● Work to complete
Using the records that follow, copy every line containing the word "Weekly".

● Provided records
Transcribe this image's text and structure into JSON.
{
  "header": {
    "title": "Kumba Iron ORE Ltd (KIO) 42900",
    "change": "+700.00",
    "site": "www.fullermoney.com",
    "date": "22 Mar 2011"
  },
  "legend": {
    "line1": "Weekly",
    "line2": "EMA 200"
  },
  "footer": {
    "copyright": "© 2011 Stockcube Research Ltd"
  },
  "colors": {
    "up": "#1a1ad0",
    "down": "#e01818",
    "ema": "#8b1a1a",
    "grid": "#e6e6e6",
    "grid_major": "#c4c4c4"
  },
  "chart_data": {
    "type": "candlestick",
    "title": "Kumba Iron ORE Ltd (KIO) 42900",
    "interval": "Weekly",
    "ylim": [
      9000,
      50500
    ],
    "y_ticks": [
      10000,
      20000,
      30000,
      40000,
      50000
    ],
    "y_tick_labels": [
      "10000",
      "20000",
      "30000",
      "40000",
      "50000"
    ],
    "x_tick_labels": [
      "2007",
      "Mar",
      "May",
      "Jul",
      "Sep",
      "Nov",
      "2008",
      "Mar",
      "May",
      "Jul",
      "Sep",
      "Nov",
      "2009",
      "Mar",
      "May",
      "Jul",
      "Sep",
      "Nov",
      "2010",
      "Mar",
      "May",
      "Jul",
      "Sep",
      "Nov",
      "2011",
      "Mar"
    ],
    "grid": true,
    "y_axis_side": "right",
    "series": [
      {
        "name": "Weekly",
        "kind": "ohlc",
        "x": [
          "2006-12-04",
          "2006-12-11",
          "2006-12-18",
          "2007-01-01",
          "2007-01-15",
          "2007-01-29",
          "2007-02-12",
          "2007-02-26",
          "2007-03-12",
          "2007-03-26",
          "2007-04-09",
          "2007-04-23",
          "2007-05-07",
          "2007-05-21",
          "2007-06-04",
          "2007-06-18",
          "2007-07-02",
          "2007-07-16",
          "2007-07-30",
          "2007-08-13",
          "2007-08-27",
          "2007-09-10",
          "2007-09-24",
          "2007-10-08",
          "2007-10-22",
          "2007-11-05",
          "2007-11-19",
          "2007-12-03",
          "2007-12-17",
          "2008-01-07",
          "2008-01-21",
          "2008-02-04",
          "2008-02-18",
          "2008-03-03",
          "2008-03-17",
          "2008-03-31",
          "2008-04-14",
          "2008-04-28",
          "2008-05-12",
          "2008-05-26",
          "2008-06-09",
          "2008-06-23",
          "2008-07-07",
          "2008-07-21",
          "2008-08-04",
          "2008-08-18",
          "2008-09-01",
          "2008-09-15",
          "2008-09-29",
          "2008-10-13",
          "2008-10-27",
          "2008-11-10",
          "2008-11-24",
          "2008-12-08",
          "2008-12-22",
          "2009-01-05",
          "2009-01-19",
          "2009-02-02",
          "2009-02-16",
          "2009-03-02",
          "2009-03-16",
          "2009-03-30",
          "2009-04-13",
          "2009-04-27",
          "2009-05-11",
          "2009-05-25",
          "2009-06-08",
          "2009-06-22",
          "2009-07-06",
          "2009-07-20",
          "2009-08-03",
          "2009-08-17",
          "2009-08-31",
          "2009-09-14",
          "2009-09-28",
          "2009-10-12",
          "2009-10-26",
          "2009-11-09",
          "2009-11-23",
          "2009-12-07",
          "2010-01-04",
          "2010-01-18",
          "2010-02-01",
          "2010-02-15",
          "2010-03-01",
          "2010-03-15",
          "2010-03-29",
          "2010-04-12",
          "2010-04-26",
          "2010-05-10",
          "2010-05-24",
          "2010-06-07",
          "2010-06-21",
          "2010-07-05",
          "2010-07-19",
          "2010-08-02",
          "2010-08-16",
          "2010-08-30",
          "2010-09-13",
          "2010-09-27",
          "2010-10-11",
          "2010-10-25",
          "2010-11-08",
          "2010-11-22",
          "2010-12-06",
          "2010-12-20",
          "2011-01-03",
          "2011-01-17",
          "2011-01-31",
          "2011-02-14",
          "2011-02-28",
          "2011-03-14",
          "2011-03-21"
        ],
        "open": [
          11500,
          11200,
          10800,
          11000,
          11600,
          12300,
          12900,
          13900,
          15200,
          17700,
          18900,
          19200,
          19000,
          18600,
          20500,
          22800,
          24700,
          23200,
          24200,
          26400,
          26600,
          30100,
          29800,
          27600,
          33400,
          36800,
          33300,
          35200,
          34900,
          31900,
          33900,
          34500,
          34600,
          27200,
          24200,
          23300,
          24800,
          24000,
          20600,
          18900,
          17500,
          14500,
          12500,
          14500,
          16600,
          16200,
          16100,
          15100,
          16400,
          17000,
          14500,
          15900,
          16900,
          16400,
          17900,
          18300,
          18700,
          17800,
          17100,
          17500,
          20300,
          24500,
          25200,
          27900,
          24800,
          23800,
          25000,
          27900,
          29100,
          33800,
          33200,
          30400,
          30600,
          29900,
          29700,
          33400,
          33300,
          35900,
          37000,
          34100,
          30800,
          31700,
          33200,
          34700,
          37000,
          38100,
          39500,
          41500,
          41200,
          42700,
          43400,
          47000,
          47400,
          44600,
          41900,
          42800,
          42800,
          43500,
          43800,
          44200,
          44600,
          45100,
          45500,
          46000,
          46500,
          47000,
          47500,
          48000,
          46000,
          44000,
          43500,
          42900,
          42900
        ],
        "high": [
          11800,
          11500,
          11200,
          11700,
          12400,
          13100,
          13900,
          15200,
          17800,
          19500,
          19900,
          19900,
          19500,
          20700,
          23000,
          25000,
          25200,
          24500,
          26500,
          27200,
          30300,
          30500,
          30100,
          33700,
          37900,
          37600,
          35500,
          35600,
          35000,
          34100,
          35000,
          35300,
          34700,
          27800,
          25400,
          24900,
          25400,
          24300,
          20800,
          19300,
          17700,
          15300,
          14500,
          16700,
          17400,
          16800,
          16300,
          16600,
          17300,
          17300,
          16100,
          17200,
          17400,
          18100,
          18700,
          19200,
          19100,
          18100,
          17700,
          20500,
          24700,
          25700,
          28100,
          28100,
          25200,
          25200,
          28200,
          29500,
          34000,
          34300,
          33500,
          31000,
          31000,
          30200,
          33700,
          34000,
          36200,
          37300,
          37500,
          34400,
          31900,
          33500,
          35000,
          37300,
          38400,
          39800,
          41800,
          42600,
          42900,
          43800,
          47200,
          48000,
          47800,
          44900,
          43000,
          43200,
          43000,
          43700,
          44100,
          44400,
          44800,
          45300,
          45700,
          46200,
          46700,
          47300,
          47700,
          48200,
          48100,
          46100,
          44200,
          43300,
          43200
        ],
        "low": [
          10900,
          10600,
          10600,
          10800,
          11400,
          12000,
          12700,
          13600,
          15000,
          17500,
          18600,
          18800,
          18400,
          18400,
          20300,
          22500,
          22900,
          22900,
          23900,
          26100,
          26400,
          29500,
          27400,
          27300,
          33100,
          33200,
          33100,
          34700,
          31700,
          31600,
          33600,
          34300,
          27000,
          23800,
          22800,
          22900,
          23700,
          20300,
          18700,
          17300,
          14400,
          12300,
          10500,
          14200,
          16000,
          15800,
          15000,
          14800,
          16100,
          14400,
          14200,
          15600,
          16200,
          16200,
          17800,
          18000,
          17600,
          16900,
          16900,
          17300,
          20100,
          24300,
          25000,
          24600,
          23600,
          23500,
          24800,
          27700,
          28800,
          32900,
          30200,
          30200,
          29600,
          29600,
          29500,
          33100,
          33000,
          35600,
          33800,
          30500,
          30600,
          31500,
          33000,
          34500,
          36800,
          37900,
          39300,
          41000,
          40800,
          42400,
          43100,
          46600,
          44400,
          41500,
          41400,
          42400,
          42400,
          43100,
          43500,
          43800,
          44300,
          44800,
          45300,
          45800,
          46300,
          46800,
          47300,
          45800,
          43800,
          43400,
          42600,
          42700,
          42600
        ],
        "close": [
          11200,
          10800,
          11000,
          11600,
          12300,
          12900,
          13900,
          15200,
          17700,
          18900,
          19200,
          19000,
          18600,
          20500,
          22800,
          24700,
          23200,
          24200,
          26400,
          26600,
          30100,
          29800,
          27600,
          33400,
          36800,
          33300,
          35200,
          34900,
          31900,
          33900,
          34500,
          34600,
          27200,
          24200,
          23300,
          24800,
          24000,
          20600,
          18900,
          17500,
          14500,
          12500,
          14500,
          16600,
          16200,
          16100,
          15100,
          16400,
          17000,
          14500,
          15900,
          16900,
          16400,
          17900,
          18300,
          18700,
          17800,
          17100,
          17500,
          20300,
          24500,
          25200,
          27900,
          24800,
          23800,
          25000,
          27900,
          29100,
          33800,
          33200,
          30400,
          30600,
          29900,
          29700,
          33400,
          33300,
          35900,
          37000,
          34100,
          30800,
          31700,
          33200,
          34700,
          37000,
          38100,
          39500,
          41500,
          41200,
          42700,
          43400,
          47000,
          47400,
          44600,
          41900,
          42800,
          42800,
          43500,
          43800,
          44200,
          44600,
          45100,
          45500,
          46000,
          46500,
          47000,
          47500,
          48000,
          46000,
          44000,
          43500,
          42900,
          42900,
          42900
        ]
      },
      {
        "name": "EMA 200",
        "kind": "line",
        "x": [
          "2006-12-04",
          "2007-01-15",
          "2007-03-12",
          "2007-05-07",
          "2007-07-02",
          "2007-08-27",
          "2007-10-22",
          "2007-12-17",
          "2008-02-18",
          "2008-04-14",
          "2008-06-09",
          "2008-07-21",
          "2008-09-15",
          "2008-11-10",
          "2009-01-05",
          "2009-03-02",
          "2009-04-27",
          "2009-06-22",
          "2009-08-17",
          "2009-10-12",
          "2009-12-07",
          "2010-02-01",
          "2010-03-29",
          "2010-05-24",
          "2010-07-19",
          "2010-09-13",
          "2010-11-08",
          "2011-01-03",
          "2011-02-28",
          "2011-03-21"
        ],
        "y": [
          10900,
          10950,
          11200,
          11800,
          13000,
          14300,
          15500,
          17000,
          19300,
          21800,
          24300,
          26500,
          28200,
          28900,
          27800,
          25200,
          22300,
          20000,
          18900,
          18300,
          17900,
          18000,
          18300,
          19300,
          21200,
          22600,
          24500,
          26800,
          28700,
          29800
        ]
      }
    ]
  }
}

● Expected output
    "line1": "Weekly",
    "interval": "Weekly",
        "name": "Weekly",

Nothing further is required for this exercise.